[Data for this exercise]

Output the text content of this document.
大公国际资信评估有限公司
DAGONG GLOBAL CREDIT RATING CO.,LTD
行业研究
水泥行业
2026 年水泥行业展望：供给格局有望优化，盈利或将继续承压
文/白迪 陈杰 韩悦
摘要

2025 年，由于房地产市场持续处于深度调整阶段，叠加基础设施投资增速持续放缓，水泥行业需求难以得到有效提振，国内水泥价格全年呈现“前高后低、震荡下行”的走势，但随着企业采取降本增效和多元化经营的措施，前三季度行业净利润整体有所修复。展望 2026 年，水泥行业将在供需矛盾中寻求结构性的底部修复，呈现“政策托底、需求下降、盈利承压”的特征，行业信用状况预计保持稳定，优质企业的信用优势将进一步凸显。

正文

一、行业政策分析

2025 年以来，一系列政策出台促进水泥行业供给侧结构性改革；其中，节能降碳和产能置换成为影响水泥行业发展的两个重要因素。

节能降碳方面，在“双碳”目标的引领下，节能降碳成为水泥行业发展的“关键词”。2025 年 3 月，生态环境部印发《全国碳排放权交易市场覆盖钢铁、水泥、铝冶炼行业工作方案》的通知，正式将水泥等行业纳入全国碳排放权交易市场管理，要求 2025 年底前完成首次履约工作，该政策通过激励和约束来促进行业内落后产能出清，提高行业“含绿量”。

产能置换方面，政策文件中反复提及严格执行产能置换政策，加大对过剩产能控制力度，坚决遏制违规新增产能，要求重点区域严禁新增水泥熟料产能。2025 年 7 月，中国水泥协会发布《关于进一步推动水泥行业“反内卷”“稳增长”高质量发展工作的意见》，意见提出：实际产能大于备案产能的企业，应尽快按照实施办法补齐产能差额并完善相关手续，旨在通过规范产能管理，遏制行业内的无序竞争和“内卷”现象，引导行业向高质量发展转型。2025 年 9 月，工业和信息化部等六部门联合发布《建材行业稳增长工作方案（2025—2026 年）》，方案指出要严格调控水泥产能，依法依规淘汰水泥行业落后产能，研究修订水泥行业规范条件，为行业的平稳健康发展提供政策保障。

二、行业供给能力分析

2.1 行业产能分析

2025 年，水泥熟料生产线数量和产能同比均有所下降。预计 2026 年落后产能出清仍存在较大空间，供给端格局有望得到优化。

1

[Short task] Print the records above in full, exactly.

[Result for this exercise]
Output the text content of this document.
大公国际资信评估有限公司
DAGONG GLOBAL CREDIT RATING CO.,LTD
行业研究
水泥行业
2026 年水泥行业展望：供给格局有望优化，盈利或将继续承压
文/白迪 陈杰 韩悦
摘要

2025 年，由于房地产市场持续处于深度调整阶段，叠加基础设施投资增速持续放缓，水泥行业需求难以得到有效提振，国内水泥价格全年呈现“前高后低、震荡下行”的走势，但随着企业采取降本增效和多元化经营的措施，前三季度行业净利润整体有所修复。展望 2026 年，水泥行业将在供需矛盾中寻求结构性的底部修复，呈现“政策托底、需求下降、盈利承压”的特征，行业信用状况预计保持稳定，优质企业的信用优势将进一步凸显。

正文

一、行业政策分析

2025 年以来，一系列政策出台促进水泥行业供给侧结构性改革；其中，节能降碳和产能置换成为影响水泥行业发展的两个重要因素。

节能降碳方面，在“双碳”目标的引领下，节能降碳成为水泥行业发展的“关键词”。2025 年 3 月，生态环境部印发《全国碳排放权交易市场覆盖钢铁、水泥、铝冶炼行业工作方案》的通知，正式将水泥等行业纳入全国碳排放权交易市场管理，要求 2025 年底前完成首次履约工作，该政策通过激励和约束来促进行业内落后产能出清，提高行业“含绿量”。

产能置换方面，政策文件中反复提及严格执行产能置换政策，加大对过剩产能控制力度，坚决遏制违规新增产能，要求重点区域严禁新增水泥熟料产能。2025 年 7 月，中国水泥协会发布《关于进一步推动水泥行业“反内卷”“稳增长”高质量发展工作的意见》，意见提出：实际产能大于备案产能的企业，应尽快按照实施办法补齐产能差额并完善相关手续，旨在通过规范产能管理，遏制行业内的无序竞争和“内卷”现象，引导行业向高质量发展转型。2025 年 9 月，工业和信息化部等六部门联合发布《建材行业稳增长工作方案（2025—2026 年）》，方案指出要严格调控水泥产能，依法依规淘汰水泥行业落后产能，研究修订水泥行业规范条件，为行业的平稳健康发展提供政策保障。

二、行业供给能力分析

2.1 行业产能分析

2025 年，水泥熟料生产线数量和产能同比均有所下降。预计 2026 年落后产能出清仍存在较大空间，供给端格局有望得到优化。

1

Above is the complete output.